Copy all of the records below verbatim.

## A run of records

* Start *

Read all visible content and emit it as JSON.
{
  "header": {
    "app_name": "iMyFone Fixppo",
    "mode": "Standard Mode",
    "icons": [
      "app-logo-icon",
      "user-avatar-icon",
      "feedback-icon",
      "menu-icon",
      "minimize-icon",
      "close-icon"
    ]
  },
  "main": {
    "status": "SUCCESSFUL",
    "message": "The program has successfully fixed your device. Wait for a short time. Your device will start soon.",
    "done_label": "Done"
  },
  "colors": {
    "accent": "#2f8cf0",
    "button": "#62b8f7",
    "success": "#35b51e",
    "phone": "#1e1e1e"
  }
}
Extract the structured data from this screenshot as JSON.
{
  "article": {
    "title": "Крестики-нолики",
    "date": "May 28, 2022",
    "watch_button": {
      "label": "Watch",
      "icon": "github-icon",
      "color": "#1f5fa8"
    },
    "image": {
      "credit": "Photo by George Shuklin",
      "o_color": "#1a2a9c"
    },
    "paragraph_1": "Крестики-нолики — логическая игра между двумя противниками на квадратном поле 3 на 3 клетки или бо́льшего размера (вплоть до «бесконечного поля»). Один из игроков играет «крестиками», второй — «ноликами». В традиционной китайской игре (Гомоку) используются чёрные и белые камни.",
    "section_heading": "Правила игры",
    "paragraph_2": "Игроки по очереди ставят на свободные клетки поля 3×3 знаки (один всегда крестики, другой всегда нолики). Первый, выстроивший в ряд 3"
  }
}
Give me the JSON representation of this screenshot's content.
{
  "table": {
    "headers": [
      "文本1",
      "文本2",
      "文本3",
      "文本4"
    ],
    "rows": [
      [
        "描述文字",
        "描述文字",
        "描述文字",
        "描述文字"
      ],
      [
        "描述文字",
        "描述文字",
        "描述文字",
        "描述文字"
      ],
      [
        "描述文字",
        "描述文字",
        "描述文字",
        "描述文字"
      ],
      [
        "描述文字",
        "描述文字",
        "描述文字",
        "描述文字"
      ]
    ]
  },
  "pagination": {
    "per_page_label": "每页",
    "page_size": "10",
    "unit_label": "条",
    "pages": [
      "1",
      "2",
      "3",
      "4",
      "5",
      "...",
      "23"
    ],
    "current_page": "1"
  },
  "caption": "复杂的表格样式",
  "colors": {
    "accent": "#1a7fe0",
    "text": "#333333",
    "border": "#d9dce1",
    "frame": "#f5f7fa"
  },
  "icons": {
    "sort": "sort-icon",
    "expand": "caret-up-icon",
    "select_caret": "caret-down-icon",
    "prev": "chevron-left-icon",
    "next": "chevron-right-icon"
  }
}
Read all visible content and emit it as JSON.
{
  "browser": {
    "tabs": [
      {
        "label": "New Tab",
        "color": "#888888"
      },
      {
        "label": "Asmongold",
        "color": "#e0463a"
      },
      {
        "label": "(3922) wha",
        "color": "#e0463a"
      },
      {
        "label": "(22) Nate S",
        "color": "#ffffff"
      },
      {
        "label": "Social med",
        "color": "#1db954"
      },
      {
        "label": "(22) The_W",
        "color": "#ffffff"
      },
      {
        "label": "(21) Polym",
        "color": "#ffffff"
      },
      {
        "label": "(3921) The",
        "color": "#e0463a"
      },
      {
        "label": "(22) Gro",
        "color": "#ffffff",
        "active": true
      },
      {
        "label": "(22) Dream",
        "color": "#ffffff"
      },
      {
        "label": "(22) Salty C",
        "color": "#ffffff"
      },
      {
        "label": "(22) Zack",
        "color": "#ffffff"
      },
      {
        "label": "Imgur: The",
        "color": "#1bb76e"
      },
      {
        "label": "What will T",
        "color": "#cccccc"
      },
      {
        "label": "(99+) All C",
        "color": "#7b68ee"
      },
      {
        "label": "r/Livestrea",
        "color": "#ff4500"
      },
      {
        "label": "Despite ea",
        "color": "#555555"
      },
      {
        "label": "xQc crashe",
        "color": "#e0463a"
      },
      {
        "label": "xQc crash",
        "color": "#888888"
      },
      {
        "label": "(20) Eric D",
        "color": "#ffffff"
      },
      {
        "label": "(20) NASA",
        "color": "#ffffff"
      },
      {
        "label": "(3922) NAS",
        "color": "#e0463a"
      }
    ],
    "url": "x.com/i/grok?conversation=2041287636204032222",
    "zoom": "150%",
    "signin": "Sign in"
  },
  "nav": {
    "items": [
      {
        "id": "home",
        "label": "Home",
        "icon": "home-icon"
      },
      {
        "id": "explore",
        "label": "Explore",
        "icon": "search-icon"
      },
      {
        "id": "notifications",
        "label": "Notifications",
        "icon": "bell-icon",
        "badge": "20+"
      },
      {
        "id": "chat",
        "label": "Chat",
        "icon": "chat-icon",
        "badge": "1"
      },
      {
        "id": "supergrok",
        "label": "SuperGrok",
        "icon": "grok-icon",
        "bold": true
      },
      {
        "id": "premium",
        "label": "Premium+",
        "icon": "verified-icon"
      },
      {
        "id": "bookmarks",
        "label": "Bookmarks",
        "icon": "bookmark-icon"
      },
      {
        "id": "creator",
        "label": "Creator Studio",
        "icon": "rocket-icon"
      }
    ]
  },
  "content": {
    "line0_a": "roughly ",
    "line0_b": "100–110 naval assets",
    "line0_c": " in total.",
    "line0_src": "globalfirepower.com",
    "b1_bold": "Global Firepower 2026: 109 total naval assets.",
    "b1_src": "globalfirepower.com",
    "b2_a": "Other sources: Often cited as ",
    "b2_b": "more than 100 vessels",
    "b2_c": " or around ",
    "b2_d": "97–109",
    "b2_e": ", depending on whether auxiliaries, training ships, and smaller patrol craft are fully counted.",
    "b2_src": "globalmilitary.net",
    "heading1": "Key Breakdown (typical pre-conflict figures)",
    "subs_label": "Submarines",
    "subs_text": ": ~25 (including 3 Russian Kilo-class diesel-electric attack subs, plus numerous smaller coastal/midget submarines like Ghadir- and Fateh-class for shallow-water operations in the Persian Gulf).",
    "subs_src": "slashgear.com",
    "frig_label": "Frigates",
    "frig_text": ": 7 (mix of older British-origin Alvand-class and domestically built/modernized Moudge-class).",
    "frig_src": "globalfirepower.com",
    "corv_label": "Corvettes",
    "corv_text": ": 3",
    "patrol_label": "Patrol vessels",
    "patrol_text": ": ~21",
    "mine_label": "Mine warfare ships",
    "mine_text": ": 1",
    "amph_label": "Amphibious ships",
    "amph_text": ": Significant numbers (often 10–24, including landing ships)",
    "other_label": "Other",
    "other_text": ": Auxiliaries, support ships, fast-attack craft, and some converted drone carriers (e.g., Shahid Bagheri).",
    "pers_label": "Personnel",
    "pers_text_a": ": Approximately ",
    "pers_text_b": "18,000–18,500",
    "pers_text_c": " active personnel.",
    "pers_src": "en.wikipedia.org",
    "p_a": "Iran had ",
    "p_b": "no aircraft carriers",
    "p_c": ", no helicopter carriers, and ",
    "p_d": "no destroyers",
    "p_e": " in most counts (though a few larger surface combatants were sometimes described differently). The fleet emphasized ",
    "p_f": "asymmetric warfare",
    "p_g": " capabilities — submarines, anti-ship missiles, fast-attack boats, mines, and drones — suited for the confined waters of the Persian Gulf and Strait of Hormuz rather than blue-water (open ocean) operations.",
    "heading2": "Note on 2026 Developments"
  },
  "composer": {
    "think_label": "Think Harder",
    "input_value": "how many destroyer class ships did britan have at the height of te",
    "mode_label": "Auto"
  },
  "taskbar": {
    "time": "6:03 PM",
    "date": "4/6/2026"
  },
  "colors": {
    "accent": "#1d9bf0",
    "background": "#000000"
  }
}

* End *

## Correct output
Read all visible content and emit it as JSON.
{
  "header": {
    "app_name": "iMyFone Fixppo",
    "mode": "Standard Mode",
    "icons": [
      "app-logo-icon",
      "user-avatar-icon",
      "feedback-icon",
      "menu-icon",
      "minimize-icon",
      "close-icon"
    ]
  },
  "main": {
    "status": "SUCCESSFUL",
    "message": "The program has successfully fixed your device. Wait for a short time. Your device will start soon.",
    "done_label": "Done"
  },
  "colors": {
    "accent": "#2f8cf0",
    "button": "#62b8f7",
    "success": "#35b51e",
    "phone": "#1e1e1e"
  }
}
Extract the structured data from this screenshot as JSON.
{
  "article": {
    "title": "Крестики-нолики",
    "date": "May 28, 2022",
    "watch_button": {
      "label": "Watch",
      "icon": "github-icon",
      "color": "#1f5fa8"
    },
    "image": {
      "credit": "Photo by George Shuklin",
      "o_color": "#1a2a9c"
    },
    "paragraph_1": "Крестики-нолики — логическая игра между двумя противниками на квадратном поле 3 на 3 клетки или бо́льшего размера (вплоть до «бесконечного поля»). Один из игроков играет «крестиками», второй — «ноликами». В традиционной китайской игре (Гомоку) используются чёрные и белые камни.",
    "section_heading": "Правила игры",
    "paragraph_2": "Игроки по очереди ставят на свободные клетки поля 3×3 знаки (один всегда крестики, другой всегда нолики). Первый, выстроивший в ряд 3"
  }
}
Give me the JSON representation of this screenshot's content.
{
  "table": {
    "headers": [
      "文本1",
      "文本2",
      "文本3",
      "文本4"
    ],
    "rows": [
      [
        "描述文字",
        "描述文字",
        "描述文字",
        "描述文字"
      ],
      [
        "描述文字",
        "描述文字",
        "描述文字",
        "描述文字"
      ],
      [
        "描述文字",
        "描述文字",
        "描述文字",
        "描述文字"
      ],
      [
        "描述文字",
        "描述文字",
        "描述文字",
        "描述文字"
      ]
    ]
  },
  "pagination": {
    "per_page_label": "每页",
    "page_size": "10",
    "unit_label": "条",
    "pages": [
      "1",
      "2",
      "3",
      "4",
      "5",
      "...",
      "23"
    ],
    "current_page": "1"
  },
  "caption": "复杂的表格样式",
  "colors": {
    "accent": "#1a7fe0",
    "text": "#333333",
    "border": "#d9dce1",
    "frame": "#f5f7fa"
  },
  "icons": {
    "sort": "sort-icon",
    "expand": "caret-up-icon",
    "select_caret": "caret-down-icon",
    "prev": "chevron-left-icon",
    "next": "chevron-right-icon"
  }
}
Read all visible content and emit it as JSON.
{
  "browser": {
    "tabs": [
      {
        "label": "New Tab",
        "color": "#888888"
      },
      {
        "label": "Asmongold",
        "color": "#e0463a"
      },
      {
        "label": "(3922) wha",
        "color": "#e0463a"
      },
      {
        "label": "(22) Nate S",
        "color": "#ffffff"
      },
      {
        "label": "Social med",
        "color": "#1db954"
      },
      {
        "label": "(22) The_W",
        "color": "#ffffff"
      },
      {
        "label": "(21) Polym",
        "color": "#ffffff"
      },
      {
        "label": "(3921) The",
        "color": "#e0463a"
      },
      {
        "label": "(22) Gro",
        "color": "#ffffff",
        "active": true
      },
      {
        "label": "(22) Dream",
        "color": "#ffffff"
      },
      {
        "label": "(22) Salty C",
        "color": "#ffffff"
      },
      {
        "label": "(22) Zack",
        "color": "#ffffff"
      },
      {
        "label": "Imgur: The",
        "color": "#1bb76e"
      },
      {
        "label": "What will T",
        "color": "#cccccc"
      },
      {
        "label": "(99+) All C",
        "color": "#7b68ee"
      },
      {
        "label": "r/Livestrea",
        "color": "#ff4500"
      },
      {
        "label": "Despite ea",
        "color": "#555555"
      },
      {
        "label": "xQc crashe",
        "color": "#e0463a"
      },
      {
        "label": "xQc crash",
        "color": "#888888"
      },
      {
        "label": "(20) Eric D",
        "color": "#ffffff"
      },
      {
        "label": "(20) NASA",
        "color": "#ffffff"
      },
      {
        "label": "(3922) NAS",
        "color": "#e0463a"
      }
    ],
    "url": "x.com/i/grok?conversation=2041287636204032222",
    "zoom": "150%",
    "signin": "Sign in"
  },
  "nav": {
    "items": [
      {
        "id": "home",
        "label": "Home",
        "icon": "home-icon"
      },
      {
        "id": "explore",
        "label": "Explore",
        "icon": "search-icon"
      },
      {
        "id": "notifications",
        "label": "Notifications",
        "icon": "bell-icon",
        "badge": "20+"
      },
      {
        "id": "chat",
        "label": "Chat",
        "icon": "chat-icon",
        "badge": "1"
      },
      {
        "id": "supergrok",
        "label": "SuperGrok",
        "icon": "grok-icon",
        "bold": true
      },
      {
        "id": "premium",
        "label": "Premium+",
        "icon": "verified-icon"
      },
      {
        "id": "bookmarks",
        "label": "Bookmarks",
        "icon": "bookmark-icon"
      },
      {
        "id": "creator",
        "label": "Creator Studio",
        "icon": "rocket-icon"
      }
    ]
  },
  "content": {
    "line0_a": "roughly ",
    "line0_b": "100–110 naval assets",
    "line0_c": " in total.",
    "line0_src": "globalfirepower.com",
    "b1_bold": "Global Firepower 2026: 109 total naval assets.",
    "b1_src": "globalfirepower.com",
    "b2_a": "Other sources: Often cited as ",
    "b2_b": "more than 100 vessels",
    "b2_c": " or around ",
    "b2_d": "97–109",
    "b2_e": ", depending on whether auxiliaries, training ships, and smaller patrol craft are fully counted.",
    "b2_src": "globalmilitary.net",
    "heading1": "Key Breakdown (typical pre-conflict figures)",
    "subs_label": "Submarines",
    "subs_text": ": ~25 (including 3 Russian Kilo-class diesel-electric attack subs, plus numerous smaller coastal/midget submarines like Ghadir- and Fateh-class for shallow-water operations in the Persian Gulf).",
    "subs_src": "slashgear.com",
    "frig_label": "Frigates",
    "frig_text": ": 7 (mix of older British-origin Alvand-class and domestically built/modernized Moudge-class).",
    "frig_src": "globalfirepower.com",
    "corv_label": "Corvettes",
    "corv_text": ": 3",
    "patrol_label": "Patrol vessels",
    "patrol_text": ": ~21",
    "mine_label": "Mine warfare ships",
    "mine_text": ": 1",
    "amph_label": "Amphibious ships",
    "amph_text": ": Significant numbers (often 10–24, including landing ships)",
    "other_label": "Other",
    "other_text": ": Auxiliaries, support ships, fast-attack craft, and some converted drone carriers (e.g., Shahid Bagheri).",
    "pers_label": "Personnel",
    "pers_text_a": ": Approximately ",
    "pers_text_b": "18,000–18,500",
    "pers_text_c": " active personnel.",
    "pers_src": "en.wikipedia.org",
    "p_a": "Iran had ",
    "p_b": "no aircraft carriers",
    "p_c": ", no helicopter carriers, and ",
    "p_d": "no destroyers",
    "p_e": " in most counts (though a few larger surface combatants were sometimes described differently). The fleet emphasized ",
    "p_f": "asymmetric warfare",
    "p_g": " capabilities — submarines, anti-ship missiles, fast-attack boats, mines, and drones — suited for the confined waters of the Persian Gulf and Strait of Hormuz rather than blue-water (open ocean) operations.",
    "heading2": "Note on 2026 Developments"
  },
  "composer": {
    "think_label": "Think Harder",
    "input_value": "how many destroyer class ships did britan have at the height of te",
    "mode_label": "Auto"
  },
  "taskbar": {
    "time": "6:03 PM",
    "date": "4/6/2026"
  },
  "colors": {
    "accent": "#1d9bf0",
    "background": "#000000"
  }
}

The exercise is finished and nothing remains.